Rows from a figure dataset

☆ ☆ ☆

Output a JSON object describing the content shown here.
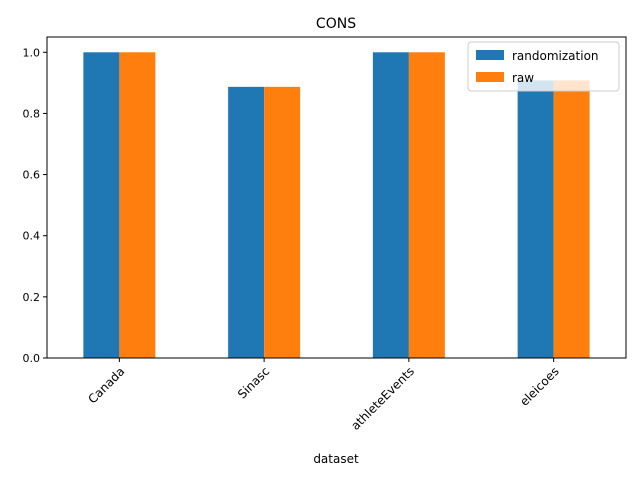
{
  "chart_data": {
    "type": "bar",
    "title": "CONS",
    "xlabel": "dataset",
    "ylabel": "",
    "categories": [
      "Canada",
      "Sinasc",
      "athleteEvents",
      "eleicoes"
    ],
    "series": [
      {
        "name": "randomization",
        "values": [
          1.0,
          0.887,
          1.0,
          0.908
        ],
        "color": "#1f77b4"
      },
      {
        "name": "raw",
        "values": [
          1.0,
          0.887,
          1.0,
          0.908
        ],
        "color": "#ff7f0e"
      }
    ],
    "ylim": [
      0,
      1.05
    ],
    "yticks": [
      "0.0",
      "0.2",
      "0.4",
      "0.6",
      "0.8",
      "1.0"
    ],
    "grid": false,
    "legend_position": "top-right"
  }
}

☆ ☆ ☆

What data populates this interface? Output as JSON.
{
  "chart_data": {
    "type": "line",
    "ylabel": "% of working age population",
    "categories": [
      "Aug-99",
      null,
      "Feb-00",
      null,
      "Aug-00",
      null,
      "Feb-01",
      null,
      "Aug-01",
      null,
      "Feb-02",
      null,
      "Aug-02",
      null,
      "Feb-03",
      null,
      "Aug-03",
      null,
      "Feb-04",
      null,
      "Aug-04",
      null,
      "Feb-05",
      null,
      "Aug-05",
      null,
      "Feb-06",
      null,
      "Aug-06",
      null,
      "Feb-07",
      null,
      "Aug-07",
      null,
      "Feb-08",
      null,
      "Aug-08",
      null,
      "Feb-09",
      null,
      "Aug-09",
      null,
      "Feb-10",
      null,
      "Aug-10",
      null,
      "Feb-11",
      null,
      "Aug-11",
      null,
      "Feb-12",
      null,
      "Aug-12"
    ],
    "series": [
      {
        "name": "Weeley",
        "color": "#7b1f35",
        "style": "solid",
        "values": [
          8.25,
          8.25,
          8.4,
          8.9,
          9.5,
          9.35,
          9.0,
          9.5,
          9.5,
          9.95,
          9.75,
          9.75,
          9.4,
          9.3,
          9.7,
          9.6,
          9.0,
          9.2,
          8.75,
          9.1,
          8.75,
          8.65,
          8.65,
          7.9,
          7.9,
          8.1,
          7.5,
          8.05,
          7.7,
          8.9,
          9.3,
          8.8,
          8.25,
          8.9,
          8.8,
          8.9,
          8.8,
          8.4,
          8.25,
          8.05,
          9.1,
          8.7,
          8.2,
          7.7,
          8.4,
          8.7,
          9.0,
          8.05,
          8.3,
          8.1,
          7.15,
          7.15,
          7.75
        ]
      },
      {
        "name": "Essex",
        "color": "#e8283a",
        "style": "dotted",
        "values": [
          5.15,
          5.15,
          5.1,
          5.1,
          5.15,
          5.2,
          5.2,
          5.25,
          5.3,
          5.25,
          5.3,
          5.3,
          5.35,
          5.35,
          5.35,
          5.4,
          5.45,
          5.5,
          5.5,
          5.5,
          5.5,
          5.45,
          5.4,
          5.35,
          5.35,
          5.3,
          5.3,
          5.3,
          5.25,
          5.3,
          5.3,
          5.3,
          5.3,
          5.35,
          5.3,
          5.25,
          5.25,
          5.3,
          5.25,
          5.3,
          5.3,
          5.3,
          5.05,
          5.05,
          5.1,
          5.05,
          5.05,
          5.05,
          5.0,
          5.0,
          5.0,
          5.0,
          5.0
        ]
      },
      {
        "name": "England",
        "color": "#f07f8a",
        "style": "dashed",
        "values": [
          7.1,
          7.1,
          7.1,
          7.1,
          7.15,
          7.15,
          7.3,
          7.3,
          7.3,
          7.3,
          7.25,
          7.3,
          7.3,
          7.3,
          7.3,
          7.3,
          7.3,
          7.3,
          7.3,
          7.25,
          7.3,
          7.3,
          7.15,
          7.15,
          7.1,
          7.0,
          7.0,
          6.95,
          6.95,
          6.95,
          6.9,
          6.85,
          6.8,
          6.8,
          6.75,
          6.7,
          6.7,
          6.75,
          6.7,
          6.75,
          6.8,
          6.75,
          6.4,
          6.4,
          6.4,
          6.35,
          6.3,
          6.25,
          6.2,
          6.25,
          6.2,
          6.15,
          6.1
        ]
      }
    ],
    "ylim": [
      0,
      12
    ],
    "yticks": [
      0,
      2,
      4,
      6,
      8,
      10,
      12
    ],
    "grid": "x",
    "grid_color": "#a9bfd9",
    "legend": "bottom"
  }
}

☆ ☆ ☆

Problem: Scan the records for the string "JSON". Copy each line in which it appears.

Task output:
Output a JSON object describing the content shown here.
What data populates this interface? Output as JSON.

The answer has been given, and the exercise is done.